* LISTED RECORDS
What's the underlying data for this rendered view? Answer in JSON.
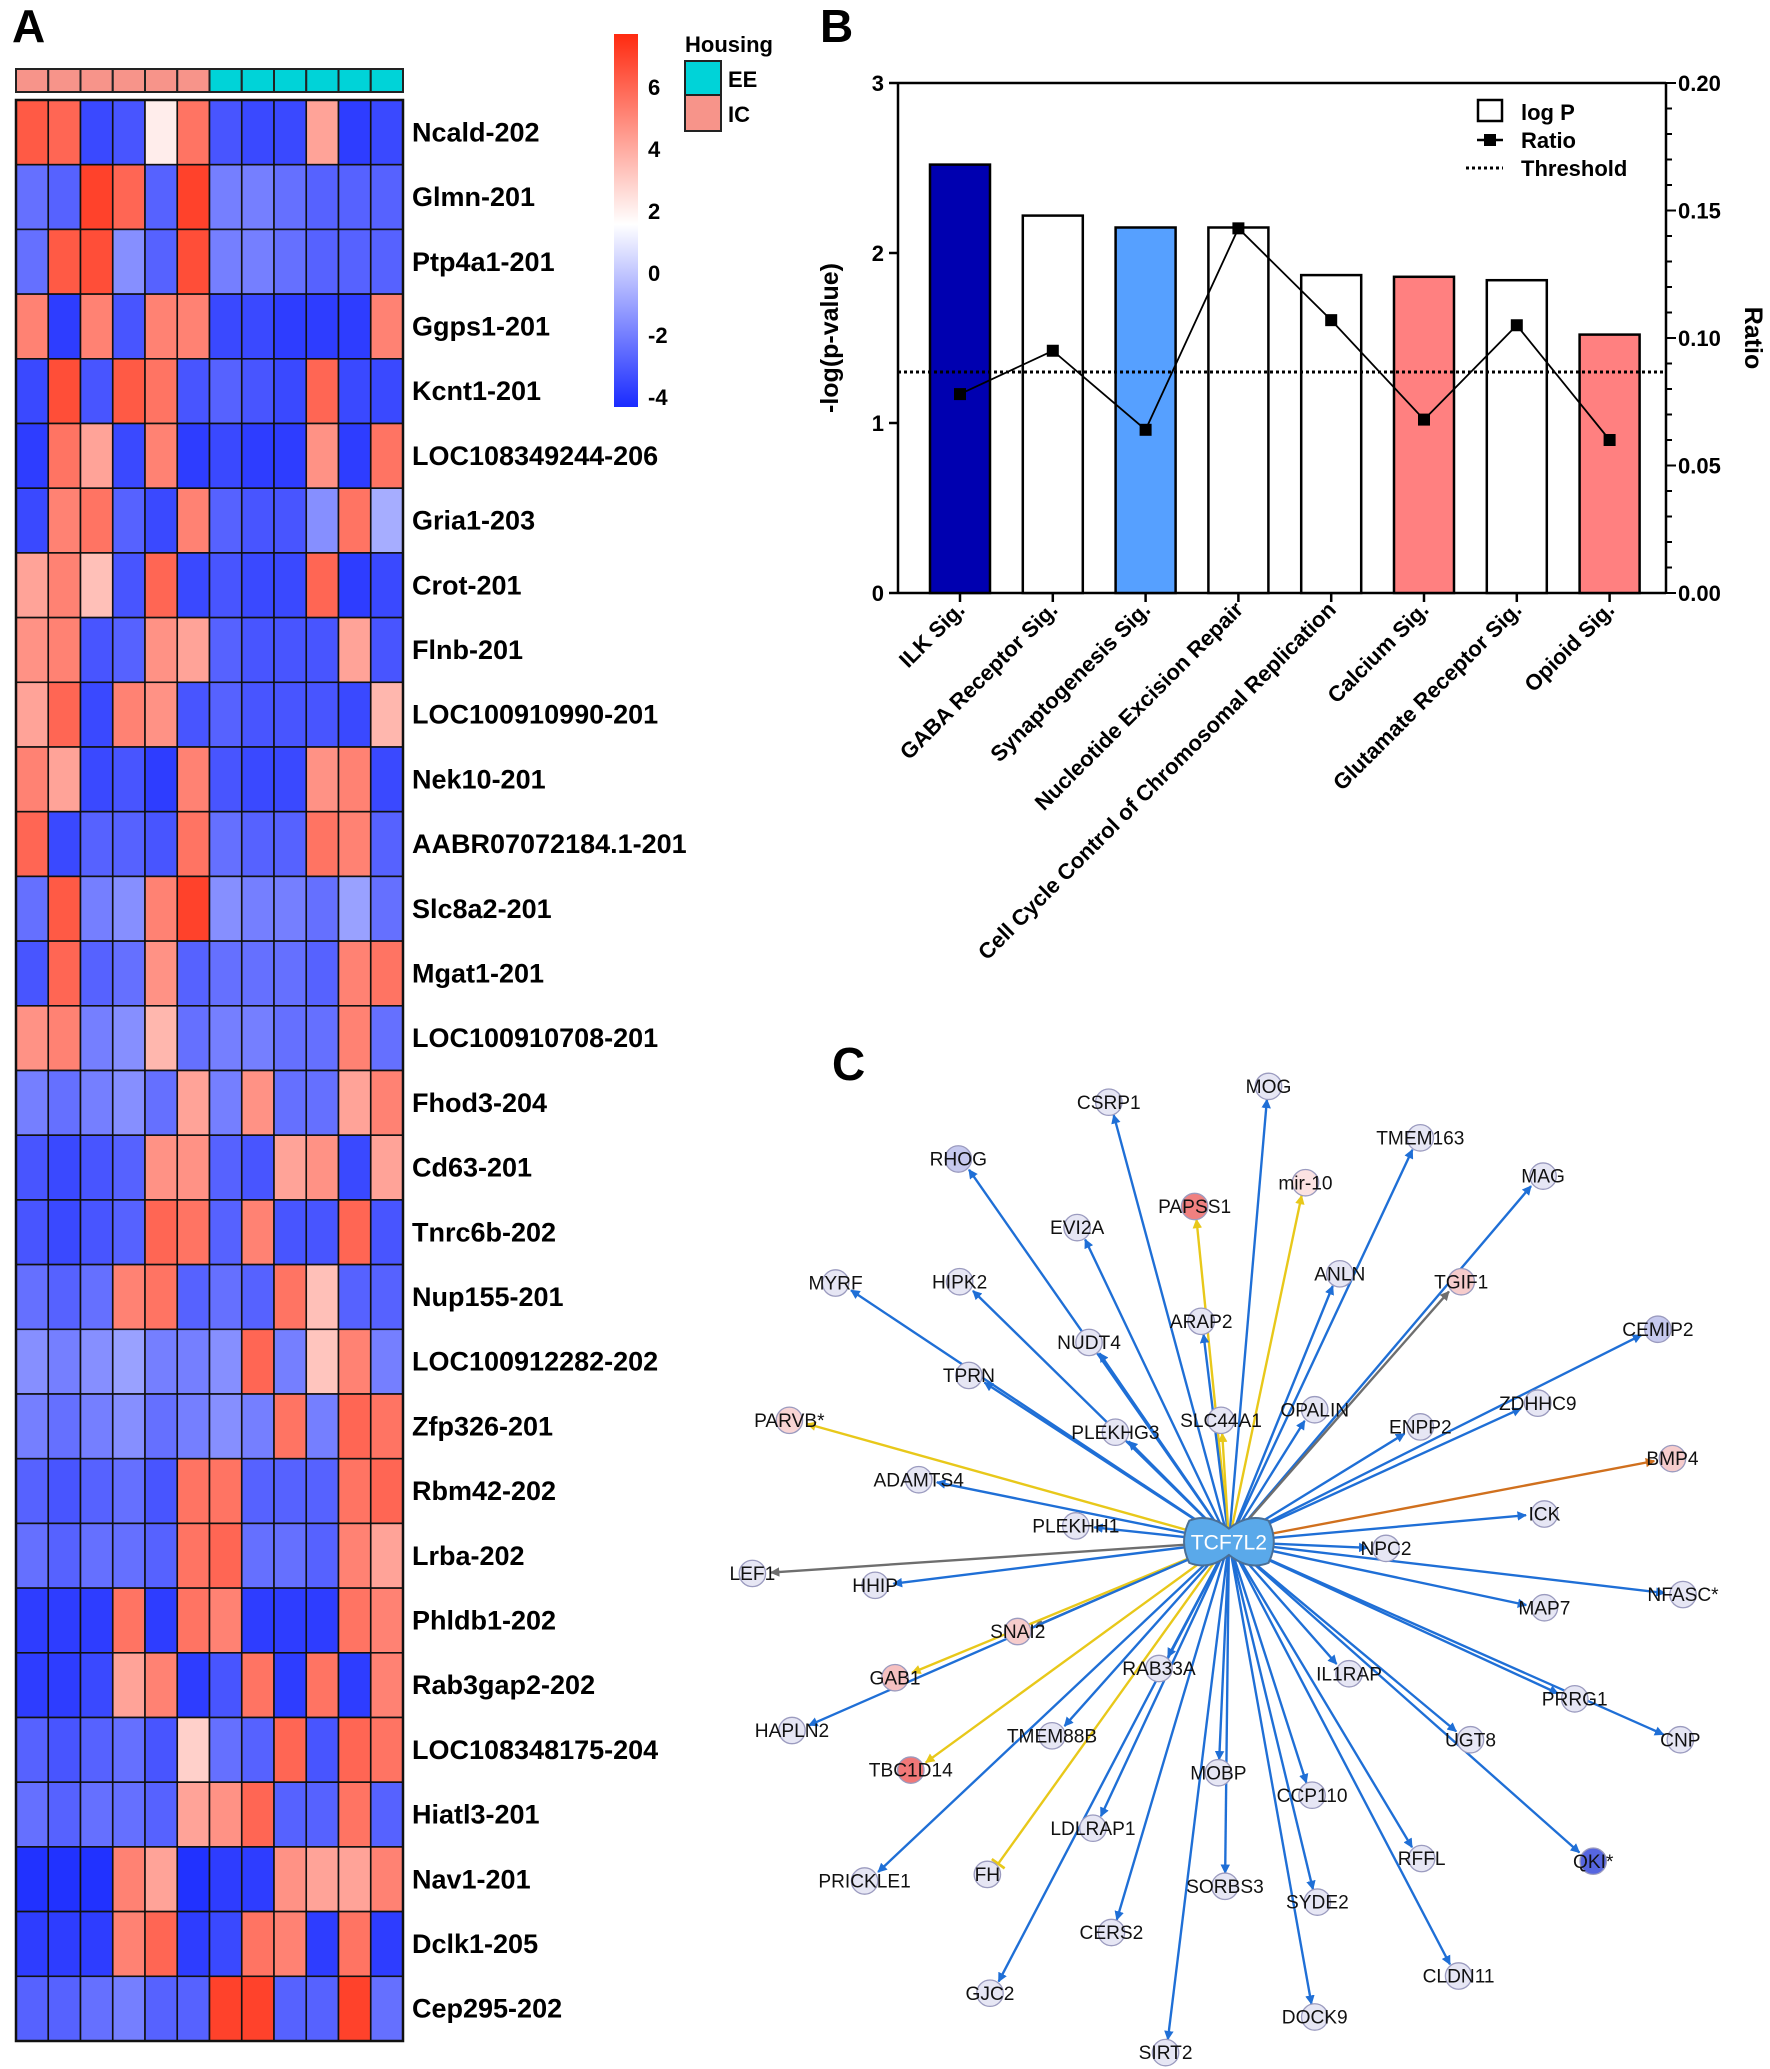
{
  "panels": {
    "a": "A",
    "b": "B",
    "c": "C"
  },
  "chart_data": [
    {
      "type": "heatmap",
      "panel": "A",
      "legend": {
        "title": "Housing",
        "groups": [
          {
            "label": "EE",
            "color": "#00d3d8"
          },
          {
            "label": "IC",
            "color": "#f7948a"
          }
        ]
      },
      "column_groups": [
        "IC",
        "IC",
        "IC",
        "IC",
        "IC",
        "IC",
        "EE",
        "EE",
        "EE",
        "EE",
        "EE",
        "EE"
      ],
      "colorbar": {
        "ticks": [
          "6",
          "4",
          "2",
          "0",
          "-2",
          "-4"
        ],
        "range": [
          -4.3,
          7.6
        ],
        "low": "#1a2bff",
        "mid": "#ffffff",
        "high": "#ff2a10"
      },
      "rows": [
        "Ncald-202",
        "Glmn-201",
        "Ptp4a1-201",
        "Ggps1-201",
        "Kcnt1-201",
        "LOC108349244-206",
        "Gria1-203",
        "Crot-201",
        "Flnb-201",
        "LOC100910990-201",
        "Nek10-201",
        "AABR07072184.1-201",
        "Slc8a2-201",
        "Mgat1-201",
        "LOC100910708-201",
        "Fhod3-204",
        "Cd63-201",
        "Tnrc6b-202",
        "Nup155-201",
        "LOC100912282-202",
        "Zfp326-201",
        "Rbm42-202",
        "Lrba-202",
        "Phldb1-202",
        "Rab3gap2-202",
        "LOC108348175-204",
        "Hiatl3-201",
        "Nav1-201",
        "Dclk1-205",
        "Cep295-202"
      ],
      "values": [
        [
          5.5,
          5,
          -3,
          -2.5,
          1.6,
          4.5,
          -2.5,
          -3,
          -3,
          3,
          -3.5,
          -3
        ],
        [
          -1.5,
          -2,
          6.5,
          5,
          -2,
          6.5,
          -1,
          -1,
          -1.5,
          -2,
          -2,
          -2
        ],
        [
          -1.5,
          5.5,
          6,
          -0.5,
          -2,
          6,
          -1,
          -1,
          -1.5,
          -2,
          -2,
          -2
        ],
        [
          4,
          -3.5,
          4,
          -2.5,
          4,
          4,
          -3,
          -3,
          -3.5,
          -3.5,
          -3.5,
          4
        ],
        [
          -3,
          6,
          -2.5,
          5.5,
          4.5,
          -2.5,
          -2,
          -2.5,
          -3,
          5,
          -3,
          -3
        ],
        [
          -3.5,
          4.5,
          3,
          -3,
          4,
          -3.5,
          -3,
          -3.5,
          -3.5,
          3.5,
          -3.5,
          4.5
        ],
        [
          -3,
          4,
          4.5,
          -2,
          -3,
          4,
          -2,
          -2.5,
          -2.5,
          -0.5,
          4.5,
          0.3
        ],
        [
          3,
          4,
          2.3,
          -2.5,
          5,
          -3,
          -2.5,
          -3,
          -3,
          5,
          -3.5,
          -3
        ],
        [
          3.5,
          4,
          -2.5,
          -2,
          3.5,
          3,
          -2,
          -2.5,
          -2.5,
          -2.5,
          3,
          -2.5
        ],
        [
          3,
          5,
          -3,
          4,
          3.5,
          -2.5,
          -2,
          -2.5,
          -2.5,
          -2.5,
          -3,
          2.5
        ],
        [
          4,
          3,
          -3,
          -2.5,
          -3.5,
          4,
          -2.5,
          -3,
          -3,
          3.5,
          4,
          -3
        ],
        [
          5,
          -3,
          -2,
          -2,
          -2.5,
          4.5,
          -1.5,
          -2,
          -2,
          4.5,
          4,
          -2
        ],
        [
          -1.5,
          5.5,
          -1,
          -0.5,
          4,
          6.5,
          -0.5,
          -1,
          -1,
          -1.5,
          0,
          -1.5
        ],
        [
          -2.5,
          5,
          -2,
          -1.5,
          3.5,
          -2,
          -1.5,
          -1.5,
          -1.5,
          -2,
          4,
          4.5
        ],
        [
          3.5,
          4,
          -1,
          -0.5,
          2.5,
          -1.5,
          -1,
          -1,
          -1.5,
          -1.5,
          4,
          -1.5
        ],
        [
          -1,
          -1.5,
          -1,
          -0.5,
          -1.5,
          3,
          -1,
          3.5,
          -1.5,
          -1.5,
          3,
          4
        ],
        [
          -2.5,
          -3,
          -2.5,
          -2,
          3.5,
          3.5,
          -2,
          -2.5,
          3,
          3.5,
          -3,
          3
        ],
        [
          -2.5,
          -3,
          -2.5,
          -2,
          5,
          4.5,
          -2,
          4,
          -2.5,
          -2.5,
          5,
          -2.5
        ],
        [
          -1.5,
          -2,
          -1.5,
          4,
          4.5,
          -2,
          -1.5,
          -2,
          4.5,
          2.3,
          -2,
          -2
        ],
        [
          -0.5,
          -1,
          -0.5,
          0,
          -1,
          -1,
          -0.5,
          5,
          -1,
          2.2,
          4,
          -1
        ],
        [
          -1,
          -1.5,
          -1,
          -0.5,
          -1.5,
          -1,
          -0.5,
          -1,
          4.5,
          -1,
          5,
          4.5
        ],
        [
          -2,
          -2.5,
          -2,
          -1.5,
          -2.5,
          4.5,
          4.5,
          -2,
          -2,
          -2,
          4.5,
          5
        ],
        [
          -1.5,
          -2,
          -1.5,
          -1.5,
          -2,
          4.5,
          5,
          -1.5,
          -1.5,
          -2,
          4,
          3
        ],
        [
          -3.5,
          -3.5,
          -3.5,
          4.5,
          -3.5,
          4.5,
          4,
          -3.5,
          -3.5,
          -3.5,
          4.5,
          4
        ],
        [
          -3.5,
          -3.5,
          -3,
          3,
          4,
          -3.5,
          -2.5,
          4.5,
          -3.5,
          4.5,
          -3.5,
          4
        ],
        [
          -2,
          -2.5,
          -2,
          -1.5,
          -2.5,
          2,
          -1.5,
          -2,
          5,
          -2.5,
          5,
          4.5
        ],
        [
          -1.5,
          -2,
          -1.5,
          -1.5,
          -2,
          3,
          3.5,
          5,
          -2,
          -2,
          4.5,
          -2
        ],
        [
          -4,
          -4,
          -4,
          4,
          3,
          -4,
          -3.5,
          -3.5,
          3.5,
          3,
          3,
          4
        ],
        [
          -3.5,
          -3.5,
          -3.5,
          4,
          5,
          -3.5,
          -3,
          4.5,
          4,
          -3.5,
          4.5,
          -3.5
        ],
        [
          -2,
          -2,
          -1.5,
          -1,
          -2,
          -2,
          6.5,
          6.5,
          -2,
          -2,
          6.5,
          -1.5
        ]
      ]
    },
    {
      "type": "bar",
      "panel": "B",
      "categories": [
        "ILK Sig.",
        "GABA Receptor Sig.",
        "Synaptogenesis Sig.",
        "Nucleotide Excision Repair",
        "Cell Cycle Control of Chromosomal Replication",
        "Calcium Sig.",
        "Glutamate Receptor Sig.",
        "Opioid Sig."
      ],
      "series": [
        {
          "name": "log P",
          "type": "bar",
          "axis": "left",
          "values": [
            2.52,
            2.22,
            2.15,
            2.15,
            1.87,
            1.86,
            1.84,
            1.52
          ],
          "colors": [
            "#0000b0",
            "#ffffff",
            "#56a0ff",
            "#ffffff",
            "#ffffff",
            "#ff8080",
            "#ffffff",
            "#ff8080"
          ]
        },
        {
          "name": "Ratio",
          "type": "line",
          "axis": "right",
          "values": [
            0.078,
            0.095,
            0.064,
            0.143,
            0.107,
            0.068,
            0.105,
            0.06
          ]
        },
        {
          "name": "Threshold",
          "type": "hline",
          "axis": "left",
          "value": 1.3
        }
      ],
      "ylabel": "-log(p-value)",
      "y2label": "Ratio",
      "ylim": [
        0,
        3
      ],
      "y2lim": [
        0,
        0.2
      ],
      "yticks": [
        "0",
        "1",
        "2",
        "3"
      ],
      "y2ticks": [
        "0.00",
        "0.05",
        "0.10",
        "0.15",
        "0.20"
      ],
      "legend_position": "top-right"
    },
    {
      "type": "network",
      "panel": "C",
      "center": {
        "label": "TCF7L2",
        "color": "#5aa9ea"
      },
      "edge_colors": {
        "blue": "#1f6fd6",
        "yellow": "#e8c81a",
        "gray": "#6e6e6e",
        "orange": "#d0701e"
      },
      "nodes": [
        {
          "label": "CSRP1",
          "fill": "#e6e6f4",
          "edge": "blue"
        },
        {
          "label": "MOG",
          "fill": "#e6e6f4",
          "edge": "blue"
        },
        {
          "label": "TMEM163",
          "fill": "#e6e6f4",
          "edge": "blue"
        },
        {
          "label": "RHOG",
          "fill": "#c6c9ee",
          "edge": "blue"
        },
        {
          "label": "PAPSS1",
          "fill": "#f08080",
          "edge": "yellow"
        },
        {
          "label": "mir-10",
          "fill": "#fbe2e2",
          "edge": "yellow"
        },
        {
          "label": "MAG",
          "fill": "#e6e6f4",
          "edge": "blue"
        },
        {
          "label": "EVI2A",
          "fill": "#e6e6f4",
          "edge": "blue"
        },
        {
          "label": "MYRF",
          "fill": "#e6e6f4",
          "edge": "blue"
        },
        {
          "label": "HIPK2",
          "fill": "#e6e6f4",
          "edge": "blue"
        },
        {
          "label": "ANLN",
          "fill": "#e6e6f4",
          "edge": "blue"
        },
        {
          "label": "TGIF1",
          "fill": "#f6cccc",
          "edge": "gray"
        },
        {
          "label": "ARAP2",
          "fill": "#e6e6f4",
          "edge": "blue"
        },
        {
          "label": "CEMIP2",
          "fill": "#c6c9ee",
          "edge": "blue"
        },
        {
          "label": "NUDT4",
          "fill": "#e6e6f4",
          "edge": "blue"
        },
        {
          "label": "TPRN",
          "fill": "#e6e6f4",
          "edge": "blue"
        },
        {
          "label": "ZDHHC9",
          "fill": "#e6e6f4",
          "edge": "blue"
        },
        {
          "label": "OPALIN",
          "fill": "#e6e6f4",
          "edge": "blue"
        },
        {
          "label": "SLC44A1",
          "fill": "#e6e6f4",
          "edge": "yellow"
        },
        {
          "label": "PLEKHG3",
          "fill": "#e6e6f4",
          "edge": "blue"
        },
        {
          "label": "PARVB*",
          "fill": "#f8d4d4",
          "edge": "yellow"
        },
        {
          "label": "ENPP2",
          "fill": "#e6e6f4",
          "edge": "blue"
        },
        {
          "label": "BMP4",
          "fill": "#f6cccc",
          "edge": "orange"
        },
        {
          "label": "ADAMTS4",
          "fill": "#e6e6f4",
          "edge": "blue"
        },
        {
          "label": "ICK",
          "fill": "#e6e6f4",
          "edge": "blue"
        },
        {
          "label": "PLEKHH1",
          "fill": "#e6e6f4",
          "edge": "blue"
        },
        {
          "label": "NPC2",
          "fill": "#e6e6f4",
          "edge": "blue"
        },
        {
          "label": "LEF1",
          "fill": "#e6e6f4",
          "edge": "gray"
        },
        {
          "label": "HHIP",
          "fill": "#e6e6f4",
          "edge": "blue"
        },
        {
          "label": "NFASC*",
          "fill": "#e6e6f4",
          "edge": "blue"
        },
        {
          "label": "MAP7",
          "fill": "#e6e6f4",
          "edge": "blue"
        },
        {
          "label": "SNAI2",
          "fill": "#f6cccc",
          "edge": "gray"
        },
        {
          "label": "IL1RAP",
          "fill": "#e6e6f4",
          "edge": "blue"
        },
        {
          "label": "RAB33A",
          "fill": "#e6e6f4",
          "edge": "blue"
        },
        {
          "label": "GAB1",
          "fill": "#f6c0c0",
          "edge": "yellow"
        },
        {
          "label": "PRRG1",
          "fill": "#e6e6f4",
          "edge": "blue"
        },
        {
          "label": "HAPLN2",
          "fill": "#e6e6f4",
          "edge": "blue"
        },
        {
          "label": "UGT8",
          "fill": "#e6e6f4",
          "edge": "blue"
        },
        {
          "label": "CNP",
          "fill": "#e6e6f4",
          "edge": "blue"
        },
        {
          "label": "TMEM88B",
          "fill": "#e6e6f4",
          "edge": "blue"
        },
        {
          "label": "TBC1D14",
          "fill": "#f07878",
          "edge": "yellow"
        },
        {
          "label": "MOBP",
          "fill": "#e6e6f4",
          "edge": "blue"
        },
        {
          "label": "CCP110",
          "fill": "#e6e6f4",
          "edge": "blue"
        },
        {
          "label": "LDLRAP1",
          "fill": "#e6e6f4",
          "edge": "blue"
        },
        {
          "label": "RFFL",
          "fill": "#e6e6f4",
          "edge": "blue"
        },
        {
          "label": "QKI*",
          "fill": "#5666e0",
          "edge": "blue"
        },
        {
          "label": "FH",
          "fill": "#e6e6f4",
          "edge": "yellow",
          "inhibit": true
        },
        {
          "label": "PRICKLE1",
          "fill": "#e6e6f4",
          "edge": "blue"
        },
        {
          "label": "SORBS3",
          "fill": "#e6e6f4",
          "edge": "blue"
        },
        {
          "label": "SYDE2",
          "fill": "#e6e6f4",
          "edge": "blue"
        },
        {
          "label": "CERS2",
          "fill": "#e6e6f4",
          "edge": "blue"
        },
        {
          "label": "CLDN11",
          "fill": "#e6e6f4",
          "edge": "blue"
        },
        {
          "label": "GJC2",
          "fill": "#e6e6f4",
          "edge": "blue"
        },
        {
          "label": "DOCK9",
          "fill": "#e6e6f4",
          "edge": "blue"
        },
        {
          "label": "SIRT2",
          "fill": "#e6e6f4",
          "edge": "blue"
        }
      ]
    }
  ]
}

* WHAT TO WORK ON
In the listing above, find every line with the word "type" and copy it out.

* ANSWER BELOW
      "type": "heatmap",
      "type": "bar",
          "type": "bar",
          "type": "line",
          "type": "hline",
      "type": "network",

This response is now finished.